*DATASET EXCERPTS*:
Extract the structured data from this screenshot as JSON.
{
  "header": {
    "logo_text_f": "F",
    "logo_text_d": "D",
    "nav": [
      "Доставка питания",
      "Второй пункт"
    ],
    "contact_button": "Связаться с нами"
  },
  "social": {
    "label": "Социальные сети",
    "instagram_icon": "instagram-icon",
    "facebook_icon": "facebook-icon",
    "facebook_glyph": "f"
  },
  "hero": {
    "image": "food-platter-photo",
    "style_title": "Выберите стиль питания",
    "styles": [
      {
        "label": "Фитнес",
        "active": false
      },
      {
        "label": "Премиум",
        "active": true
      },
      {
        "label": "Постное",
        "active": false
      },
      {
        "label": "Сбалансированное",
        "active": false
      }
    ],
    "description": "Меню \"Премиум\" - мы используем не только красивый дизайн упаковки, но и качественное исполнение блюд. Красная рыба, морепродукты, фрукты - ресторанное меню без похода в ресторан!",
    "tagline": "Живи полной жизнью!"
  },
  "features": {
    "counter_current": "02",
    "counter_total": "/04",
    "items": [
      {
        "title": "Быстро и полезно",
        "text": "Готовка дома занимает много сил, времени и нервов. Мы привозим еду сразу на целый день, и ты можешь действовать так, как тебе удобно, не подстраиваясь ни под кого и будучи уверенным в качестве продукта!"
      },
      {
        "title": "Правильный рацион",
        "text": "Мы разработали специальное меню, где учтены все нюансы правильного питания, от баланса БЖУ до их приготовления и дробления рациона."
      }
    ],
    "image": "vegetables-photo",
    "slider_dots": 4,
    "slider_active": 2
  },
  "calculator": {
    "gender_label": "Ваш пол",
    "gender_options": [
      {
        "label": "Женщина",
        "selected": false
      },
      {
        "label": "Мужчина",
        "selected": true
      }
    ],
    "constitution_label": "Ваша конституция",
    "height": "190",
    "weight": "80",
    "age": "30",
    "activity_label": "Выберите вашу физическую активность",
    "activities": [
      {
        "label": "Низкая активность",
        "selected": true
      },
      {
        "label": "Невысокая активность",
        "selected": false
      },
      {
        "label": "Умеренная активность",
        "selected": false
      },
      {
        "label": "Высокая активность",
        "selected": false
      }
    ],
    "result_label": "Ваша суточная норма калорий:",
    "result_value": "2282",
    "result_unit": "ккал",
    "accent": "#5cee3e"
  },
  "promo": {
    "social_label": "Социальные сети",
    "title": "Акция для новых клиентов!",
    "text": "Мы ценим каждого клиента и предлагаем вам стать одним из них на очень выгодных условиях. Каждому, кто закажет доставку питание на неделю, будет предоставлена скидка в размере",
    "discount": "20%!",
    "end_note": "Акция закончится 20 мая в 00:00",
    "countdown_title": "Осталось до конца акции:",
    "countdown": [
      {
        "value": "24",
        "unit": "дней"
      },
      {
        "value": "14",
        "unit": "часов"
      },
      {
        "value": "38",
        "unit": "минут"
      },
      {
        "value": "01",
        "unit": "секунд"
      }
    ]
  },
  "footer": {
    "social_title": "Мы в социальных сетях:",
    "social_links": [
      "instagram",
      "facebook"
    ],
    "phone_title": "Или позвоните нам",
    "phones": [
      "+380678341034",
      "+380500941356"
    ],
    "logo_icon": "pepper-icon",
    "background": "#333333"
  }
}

*INSTRUCTION*: From the data above, show each line that contains "photo".

*THE RESULT*:
    "image": "food-platter-photo",
    "image": "vegetables-photo",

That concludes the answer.